■ Short task ■
Every record below should be printed exactly as given.

__________

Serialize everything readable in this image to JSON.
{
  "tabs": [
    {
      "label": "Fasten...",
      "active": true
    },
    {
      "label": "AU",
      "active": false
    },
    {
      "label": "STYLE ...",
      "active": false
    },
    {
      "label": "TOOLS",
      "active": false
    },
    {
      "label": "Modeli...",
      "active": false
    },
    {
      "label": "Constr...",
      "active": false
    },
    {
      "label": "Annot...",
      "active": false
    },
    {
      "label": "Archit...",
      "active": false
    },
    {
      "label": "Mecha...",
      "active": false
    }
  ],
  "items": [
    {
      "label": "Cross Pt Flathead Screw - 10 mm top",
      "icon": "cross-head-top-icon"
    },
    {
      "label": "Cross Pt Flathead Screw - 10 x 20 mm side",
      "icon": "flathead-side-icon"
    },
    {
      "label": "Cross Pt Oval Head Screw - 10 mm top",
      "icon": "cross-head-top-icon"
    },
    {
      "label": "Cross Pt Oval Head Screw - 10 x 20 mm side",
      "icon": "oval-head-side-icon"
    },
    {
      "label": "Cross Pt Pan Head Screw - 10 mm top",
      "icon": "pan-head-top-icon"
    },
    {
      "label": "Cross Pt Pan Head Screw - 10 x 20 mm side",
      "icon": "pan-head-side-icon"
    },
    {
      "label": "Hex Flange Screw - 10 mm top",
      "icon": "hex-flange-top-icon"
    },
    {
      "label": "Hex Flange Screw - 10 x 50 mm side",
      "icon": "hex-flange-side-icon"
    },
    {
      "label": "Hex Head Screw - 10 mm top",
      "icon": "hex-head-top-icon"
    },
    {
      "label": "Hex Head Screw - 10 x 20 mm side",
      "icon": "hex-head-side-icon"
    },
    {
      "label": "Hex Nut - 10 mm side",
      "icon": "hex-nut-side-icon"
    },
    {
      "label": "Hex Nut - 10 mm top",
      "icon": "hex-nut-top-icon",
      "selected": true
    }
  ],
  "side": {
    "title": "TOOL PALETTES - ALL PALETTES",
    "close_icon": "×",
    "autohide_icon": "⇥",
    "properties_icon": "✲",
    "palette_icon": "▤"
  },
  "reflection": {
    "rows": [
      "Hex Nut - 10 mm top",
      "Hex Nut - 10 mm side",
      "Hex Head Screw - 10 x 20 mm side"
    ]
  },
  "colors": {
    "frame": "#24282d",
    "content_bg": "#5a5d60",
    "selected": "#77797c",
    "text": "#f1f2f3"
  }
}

__________

■ Correct response ■
Serialize everything readable in this image to JSON.
{
  "tabs": [
    {
      "label": "Fasten...",
      "active": true
    },
    {
      "label": "AU",
      "active": false
    },
    {
      "label": "STYLE ...",
      "active": false
    },
    {
      "label": "TOOLS",
      "active": false
    },
    {
      "label": "Modeli...",
      "active": false
    },
    {
      "label": "Constr...",
      "active": false
    },
    {
      "label": "Annot...",
      "active": false
    },
    {
      "label": "Archit...",
      "active": false
    },
    {
      "label": "Mecha...",
      "active": false
    }
  ],
  "items": [
    {
      "label": "Cross Pt Flathead Screw - 10 mm top",
      "icon": "cross-head-top-icon"
    },
    {
      "label": "Cross Pt Flathead Screw - 10 x 20 mm side",
      "icon": "flathead-side-icon"
    },
    {
      "label": "Cross Pt Oval Head Screw - 10 mm top",
      "icon": "cross-head-top-icon"
    },
    {
      "label": "Cross Pt Oval Head Screw - 10 x 20 mm side",
      "icon": "oval-head-side-icon"
    },
    {
      "label": "Cross Pt Pan Head Screw - 10 mm top",
      "icon": "pan-head-top-icon"
    },
    {
      "label": "Cross Pt Pan Head Screw - 10 x 20 mm side",
      "icon": "pan-head-side-icon"
    },
    {
      "label": "Hex Flange Screw - 10 mm top",
      "icon": "hex-flange-top-icon"
    },
    {
      "label": "Hex Flange Screw - 10 x 50 mm side",
      "icon": "hex-flange-side-icon"
    },
    {
      "label": "Hex Head Screw - 10 mm top",
      "icon": "hex-head-top-icon"
    },
    {
      "label": "Hex Head Screw - 10 x 20 mm side",
      "icon": "hex-head-side-icon"
    },
    {
      "label": "Hex Nut - 10 mm side",
      "icon": "hex-nut-side-icon"
    },
    {
      "label": "Hex Nut - 10 mm top",
      "icon": "hex-nut-top-icon",
      "selected": true
    }
  ],
  "side": {
    "title": "TOOL PALETTES - ALL PALETTES",
    "close_icon": "×",
    "autohide_icon": "⇥",
    "properties_icon": "✲",
    "palette_icon": "▤"
  },
  "reflection": {
    "rows": [
      "Hex Nut - 10 mm top",
      "Hex Nut - 10 mm side",
      "Hex Head Screw - 10 x 20 mm side"
    ]
  },
  "colors": {
    "frame": "#24282d",
    "content_bg": "#5a5d60",
    "selected": "#77797c",
    "text": "#f1f2f3"
  }
}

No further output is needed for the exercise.